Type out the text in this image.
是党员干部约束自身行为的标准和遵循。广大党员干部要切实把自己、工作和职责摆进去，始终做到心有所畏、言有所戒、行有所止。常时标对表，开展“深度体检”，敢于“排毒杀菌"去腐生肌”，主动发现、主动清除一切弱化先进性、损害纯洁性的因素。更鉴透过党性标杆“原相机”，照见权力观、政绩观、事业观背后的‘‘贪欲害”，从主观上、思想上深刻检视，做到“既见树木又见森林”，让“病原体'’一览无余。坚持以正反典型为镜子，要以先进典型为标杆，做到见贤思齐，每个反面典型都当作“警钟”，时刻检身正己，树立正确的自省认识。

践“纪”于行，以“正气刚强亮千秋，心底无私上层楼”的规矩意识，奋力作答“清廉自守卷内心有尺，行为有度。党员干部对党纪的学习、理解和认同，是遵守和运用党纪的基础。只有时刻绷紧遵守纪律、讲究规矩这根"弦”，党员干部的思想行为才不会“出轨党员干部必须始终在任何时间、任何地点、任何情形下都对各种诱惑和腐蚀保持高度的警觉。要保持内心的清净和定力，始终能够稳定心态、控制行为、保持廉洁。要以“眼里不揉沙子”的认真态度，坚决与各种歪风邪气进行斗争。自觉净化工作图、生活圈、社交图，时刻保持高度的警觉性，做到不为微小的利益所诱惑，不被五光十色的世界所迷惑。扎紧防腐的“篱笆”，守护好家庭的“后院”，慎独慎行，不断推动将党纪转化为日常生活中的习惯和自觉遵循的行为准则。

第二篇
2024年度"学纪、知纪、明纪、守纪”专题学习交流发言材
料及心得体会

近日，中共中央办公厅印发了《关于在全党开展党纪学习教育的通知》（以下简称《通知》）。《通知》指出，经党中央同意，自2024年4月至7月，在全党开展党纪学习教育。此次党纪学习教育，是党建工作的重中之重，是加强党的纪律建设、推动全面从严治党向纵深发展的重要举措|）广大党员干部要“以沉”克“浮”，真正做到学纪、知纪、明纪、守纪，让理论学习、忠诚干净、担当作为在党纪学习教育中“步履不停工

» **Goal of the exercise**
Reproduce the full listing exactly.

» **Worked answer**
Type out the text in this image.
是党员干部约束自身行为的标准和遵循。广大党员干部要切实把自己、工作和职责摆进去，始终做到心有所畏、言有所戒、行有所止。常时标对表，开展“深度体检”，敢于“排毒杀菌"去腐生肌”，主动发现、主动清除一切弱化先进性、损害纯洁性的因素。更鉴透过党性标杆“原相机”，照见权力观、政绩观、事业观背后的‘‘贪欲害”，从主观上、思想上深刻检视，做到“既见树木又见森林”，让“病原体'’一览无余。坚持以正反典型为镜子，要以先进典型为标杆，做到见贤思齐，每个反面典型都当作“警钟”，时刻检身正己，树立正确的自省认识。

践“纪”于行，以“正气刚强亮千秋，心底无私上层楼”的规矩意识，奋力作答“清廉自守卷内心有尺，行为有度。党员干部对党纪的学习、理解和认同，是遵守和运用党纪的基础。只有时刻绷紧遵守纪律、讲究规矩这根"弦”，党员干部的思想行为才不会“出轨党员干部必须始终在任何时间、任何地点、任何情形下都对各种诱惑和腐蚀保持高度的警觉。要保持内心的清净和定力，始终能够稳定心态、控制行为、保持廉洁。要以“眼里不揉沙子”的认真态度，坚决与各种歪风邪气进行斗争。自觉净化工作图、生活圈、社交图，时刻保持高度的警觉性，做到不为微小的利益所诱惑，不被五光十色的世界所迷惑。扎紧防腐的“篱笆”，守护好家庭的“后院”，慎独慎行，不断推动将党纪转化为日常生活中的习惯和自觉遵循的行为准则。

第二篇
2024年度"学纪、知纪、明纪、守纪”专题学习交流发言材
料及心得体会

近日，中共中央办公厅印发了《关于在全党开展党纪学习教育的通知》（以下简称《通知》）。《通知》指出，经党中央同意，自2024年4月至7月，在全党开展党纪学习教育。此次党纪学习教育，是党建工作的重中之重，是加强党的纪律建设、推动全面从严治党向纵深发展的重要举措|）广大党员干部要“以沉”克“浮”，真正做到学纪、知纪、明纪、守纪，让理论学习、忠诚干净、担当作为在党纪学习教育中“步履不停工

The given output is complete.